What to work on =>
Copy out each line below that has the word "extrêmes" in it.

Data extract =>
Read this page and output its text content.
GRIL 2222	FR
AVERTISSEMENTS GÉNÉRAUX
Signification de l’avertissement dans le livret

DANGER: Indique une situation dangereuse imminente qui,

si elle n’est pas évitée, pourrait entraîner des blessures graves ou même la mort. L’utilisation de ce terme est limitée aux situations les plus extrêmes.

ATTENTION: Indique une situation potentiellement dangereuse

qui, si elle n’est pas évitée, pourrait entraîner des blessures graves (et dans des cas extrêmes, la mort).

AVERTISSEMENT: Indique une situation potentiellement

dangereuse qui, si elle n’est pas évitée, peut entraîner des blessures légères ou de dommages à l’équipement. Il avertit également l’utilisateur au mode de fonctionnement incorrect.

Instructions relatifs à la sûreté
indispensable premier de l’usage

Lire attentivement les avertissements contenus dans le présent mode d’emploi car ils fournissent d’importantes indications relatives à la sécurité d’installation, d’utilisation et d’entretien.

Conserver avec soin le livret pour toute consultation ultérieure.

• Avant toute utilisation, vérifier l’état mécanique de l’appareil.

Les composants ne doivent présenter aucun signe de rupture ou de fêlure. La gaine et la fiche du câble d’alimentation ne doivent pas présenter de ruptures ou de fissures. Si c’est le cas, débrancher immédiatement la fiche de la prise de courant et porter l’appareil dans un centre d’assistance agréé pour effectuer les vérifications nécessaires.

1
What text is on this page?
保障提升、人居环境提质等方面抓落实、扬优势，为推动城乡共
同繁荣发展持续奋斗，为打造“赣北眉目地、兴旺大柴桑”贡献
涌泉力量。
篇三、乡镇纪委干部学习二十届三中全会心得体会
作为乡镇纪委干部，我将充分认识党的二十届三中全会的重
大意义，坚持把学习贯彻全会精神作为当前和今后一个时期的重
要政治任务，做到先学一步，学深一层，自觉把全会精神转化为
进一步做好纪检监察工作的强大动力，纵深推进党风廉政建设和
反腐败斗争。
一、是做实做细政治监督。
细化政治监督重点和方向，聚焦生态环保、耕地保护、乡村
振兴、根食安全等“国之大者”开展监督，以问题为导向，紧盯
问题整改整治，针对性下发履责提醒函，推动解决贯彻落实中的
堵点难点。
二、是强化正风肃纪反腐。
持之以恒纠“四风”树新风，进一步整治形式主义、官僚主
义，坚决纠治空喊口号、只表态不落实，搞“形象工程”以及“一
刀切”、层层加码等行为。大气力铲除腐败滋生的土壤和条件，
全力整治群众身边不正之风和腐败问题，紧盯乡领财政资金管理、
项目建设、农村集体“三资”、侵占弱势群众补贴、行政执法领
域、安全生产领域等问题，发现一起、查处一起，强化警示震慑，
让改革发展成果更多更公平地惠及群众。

Finished answer =>
si elle n’est pas évitée, pourrait entraîner des blessures graves ou même la mort. L’utilisation de ce terme est limitée aux situations les plus extrêmes.
qui, si elle n’est pas évitée, pourrait entraîner des blessures graves (et dans des cas extrêmes, la mort).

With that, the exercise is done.